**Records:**
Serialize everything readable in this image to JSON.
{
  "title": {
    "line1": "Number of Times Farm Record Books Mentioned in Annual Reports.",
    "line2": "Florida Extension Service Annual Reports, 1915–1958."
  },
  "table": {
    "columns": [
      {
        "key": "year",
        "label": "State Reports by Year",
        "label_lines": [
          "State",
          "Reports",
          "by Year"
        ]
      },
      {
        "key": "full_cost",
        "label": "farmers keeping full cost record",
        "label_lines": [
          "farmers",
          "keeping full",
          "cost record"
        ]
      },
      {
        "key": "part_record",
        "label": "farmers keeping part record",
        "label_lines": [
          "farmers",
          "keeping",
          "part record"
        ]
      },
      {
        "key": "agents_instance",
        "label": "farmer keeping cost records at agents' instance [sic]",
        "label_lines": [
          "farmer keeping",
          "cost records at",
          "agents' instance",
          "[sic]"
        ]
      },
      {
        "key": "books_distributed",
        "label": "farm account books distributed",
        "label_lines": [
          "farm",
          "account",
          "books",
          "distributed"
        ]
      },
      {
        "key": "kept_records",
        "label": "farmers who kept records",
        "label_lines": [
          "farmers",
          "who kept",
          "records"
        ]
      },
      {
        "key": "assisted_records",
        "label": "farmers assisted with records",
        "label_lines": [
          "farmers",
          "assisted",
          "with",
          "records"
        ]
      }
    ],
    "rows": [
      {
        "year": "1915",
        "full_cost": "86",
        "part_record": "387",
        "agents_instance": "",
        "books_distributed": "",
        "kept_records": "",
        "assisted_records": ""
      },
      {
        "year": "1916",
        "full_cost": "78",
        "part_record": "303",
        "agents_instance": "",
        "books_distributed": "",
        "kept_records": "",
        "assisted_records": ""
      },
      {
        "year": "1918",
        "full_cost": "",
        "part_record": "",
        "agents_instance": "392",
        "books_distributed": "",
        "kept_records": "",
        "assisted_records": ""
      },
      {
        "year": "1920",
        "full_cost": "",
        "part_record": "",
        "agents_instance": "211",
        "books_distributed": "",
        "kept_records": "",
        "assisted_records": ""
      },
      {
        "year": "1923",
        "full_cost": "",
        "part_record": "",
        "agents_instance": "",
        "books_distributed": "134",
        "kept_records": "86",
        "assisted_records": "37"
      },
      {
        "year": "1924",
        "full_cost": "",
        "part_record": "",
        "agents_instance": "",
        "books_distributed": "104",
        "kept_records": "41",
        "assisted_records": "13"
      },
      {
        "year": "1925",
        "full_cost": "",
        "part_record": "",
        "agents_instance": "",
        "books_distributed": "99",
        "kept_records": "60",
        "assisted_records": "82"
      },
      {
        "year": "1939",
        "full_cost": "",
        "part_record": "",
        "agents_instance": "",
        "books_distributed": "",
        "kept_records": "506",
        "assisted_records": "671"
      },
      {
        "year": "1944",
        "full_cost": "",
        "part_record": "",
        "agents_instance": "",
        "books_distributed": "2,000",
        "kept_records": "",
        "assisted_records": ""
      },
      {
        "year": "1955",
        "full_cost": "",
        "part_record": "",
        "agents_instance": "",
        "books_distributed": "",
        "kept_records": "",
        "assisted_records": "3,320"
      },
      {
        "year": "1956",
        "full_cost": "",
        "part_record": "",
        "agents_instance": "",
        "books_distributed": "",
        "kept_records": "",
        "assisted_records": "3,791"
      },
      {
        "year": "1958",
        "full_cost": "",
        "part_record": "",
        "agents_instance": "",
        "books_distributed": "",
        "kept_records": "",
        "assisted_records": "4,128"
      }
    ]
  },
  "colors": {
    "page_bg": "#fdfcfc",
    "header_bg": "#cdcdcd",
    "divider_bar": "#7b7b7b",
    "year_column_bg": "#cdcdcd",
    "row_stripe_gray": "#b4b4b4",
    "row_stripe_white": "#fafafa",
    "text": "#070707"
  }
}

**EXERCISE AIM:**
Report how many lines of the listing hold the word "Reports", with nothing but the number.

**TASK SOLUTION:**
4